This week we’ve been working to create learn how to design circuits from sratch using EDA software. We covered some principles on electronics as well.
HOW TO DESIGN A CIRCUIT
ELECTRONICS BASICS
Even though I had worked with electronics before, I never had such an in-depth overview of what are genuinely grounding fundamentals. These diagrams summarize all I want to remember for the various components and their functioning and properties.
"Diagram showing some Electronics Basics"
"Diagram showing some Electronics Basics"
"Diagram showing some Electronics Basics"
CIRCUITS
"Diagram showing circuits design basics"
HOW TO DESIGN A CIRCUIT?
GROUP ASSIGNMENT
This week we had to to test the different lab tools. In this case, we had a conversation we some peers and I decided to go on my own trying to learn more about the tools.
DIGITAL MULTIMETER
This is the tools I’m using the most to check continuity, resistance, capacitance,…
"Image showing how to check everything using a multimeter ( From debugging recitation)."
Here some images checking my assignment:
"LEFT: Soldering test. RIGHT: Testing Diode with multimeter."
At every step I had my multimeter at a hand to check continuity. As the circuit seemed delicate I paid special attention at this.
"LEFT: Checking LED's resistor. RIGHT: Checking Buttons external pull-up resistor."
OSCILLOSCOPE
The one we have at the lab is not working at the moment. Therefore I watched the recitation that explains how to use it. I hope to test it soon.
"Image showing an oscilloscope with its main functions."
"Image showing how to read a signal on the oscilloscope."
We have the Seeds DSO Nano v3 handheld Oscilloscope, but I couldn’t figure out how it works beyond connecting it to a 3V battery and seeing a change on the signal.
REGULATED POWER SUPPLY
I couldn’t use it this week either. However I was able to choose a proper power source for my circuit.
WHAT WENT WELL
Better understanding: With more understanding of the electronics components, it comes with more understanding of how to use the tools to check them.
Future uses: Even though I couldn’t test all the tools, I’m ready to try more features in the future.
WHAT COULD BE BETTER
Not all available:Given that some tools weren’t working I got more theoretical knowledge that practical one.
Some gaps: I still have some gaps to fully understand the usage of some features, mainly oscilloscope.

┄┄┄┄┄┄

**TASK INSTRUCTIONS:**
Answer these from the circuit design notes above, one line each:
(a) Which tool does the writer use the most?
(b) What handheld oscilloscope model does the lab have?
(c) For which tool does the writer mainly still have gaps in understanding its features?

**DATA PROVIDED:**
┄┄┄┄┄┄

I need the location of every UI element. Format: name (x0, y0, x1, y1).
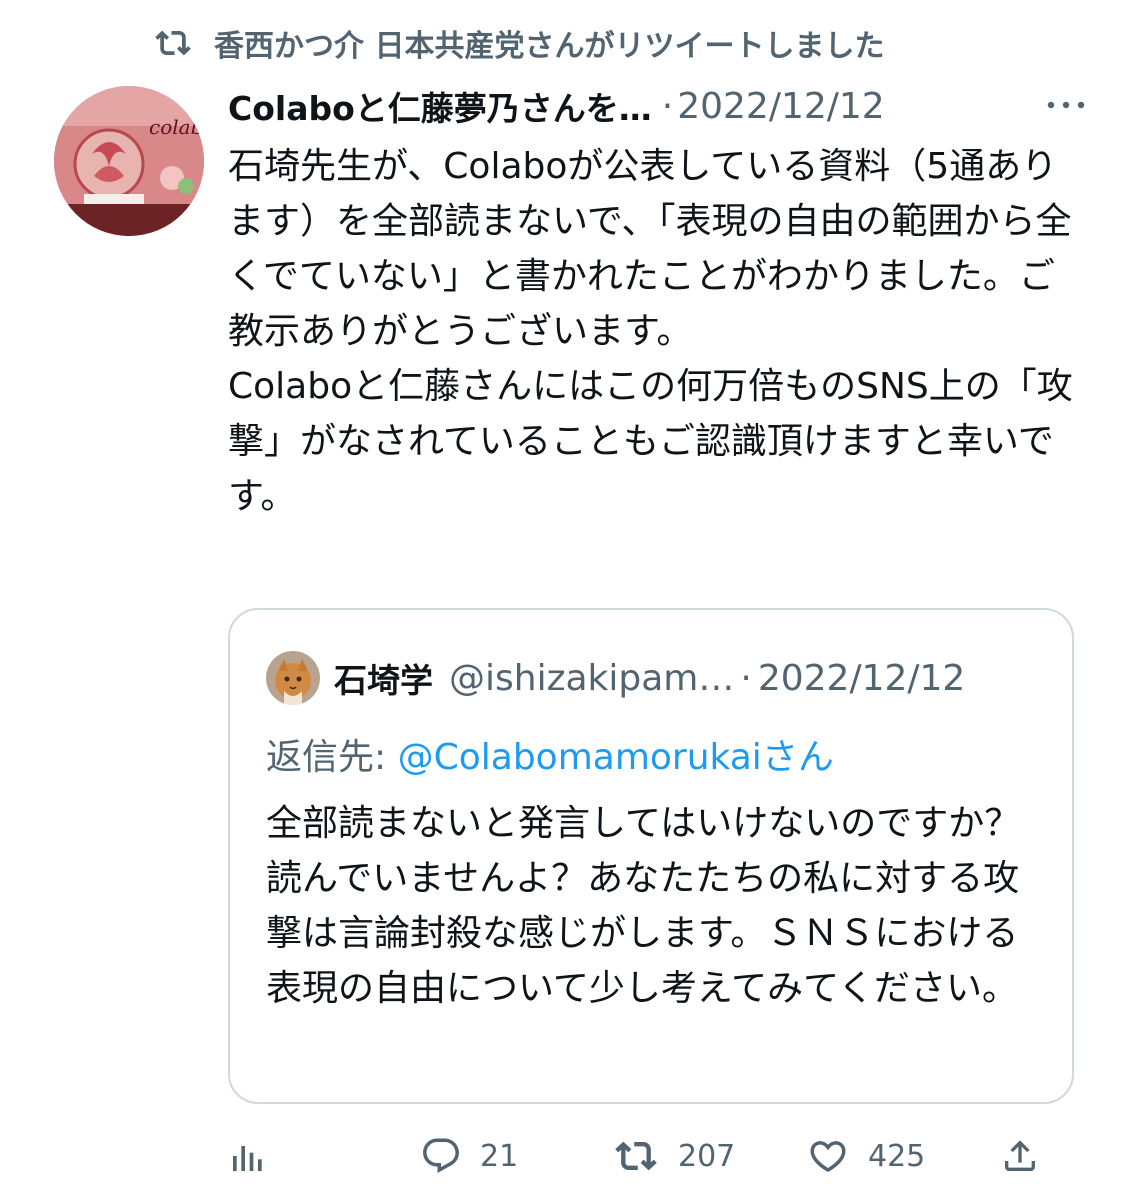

┄┄┄┄┄┄

**OUTPUT FOR THIS TASK:**
(a) The digital multimeter.
(b) The Seeds DSO Nano v3.
(c) The oscilloscope.